ITEMS start

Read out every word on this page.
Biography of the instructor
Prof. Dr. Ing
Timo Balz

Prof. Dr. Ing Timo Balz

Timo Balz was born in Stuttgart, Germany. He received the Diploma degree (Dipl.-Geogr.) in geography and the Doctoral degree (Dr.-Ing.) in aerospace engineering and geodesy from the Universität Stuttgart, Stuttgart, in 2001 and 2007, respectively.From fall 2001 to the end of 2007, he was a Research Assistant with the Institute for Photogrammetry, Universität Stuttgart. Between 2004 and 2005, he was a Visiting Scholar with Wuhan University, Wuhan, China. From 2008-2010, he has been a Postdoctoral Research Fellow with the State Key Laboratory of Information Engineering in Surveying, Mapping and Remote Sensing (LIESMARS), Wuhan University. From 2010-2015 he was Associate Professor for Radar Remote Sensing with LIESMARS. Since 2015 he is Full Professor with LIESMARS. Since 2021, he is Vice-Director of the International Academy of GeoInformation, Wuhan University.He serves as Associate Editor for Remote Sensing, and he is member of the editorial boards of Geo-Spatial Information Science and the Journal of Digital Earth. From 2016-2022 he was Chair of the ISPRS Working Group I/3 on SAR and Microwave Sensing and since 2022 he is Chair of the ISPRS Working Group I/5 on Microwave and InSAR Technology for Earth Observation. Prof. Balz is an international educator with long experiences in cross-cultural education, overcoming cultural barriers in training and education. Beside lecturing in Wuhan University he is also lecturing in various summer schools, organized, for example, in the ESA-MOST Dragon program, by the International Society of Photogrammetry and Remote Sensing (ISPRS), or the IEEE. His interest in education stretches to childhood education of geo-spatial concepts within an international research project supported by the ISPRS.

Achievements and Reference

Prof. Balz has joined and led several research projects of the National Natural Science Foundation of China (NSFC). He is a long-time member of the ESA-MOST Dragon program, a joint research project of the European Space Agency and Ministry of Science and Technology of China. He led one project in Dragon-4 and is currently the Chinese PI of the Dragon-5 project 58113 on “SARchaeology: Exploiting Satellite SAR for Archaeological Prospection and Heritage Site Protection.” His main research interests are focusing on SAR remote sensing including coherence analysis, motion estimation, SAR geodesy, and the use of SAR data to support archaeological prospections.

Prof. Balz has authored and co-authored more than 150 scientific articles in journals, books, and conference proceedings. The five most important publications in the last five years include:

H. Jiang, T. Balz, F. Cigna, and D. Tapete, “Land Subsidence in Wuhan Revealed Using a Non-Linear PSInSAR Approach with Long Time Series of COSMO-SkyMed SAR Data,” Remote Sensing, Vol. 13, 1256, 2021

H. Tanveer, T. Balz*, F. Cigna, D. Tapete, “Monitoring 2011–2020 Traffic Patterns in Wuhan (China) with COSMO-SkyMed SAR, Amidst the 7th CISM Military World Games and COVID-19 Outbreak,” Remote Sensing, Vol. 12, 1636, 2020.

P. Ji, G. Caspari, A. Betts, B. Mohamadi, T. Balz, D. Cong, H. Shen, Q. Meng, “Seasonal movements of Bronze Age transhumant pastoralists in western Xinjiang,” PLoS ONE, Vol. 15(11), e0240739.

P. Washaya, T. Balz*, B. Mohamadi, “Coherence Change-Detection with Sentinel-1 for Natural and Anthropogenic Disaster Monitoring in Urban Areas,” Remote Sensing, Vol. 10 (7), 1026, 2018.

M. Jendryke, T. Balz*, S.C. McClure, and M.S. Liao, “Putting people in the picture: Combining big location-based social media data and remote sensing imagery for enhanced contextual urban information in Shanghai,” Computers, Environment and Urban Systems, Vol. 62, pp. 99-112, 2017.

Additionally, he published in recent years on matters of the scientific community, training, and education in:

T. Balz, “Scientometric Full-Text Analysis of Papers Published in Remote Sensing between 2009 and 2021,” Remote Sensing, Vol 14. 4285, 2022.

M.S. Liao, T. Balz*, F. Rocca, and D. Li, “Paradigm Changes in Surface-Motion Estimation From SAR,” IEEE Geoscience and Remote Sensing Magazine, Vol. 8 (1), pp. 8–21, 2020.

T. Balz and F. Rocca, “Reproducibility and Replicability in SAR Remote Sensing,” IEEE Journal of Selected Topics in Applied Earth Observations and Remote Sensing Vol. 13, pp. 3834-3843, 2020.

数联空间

ITEMS end

WHAT THE TASK REQUIRES:
Every line in the data that holds "Rocca" should be copied out.

COMPLETE RESPONSE:
M.S. Liao, T. Balz*, F. Rocca, and D. Li, “Paradigm Changes in Surface-Motion Estimation From SAR,” IEEE Geoscience and Remote Sensing Magazine, Vol. 8 (1), pp. 8–21, 2020.
T. Balz and F. Rocca, “Reproducibility and Replicability in SAR Remote Sensing,” IEEE Journal of Selected Topics in Applied Earth Observations and Remote Sensing Vol. 13, pp. 3834-3843, 2020.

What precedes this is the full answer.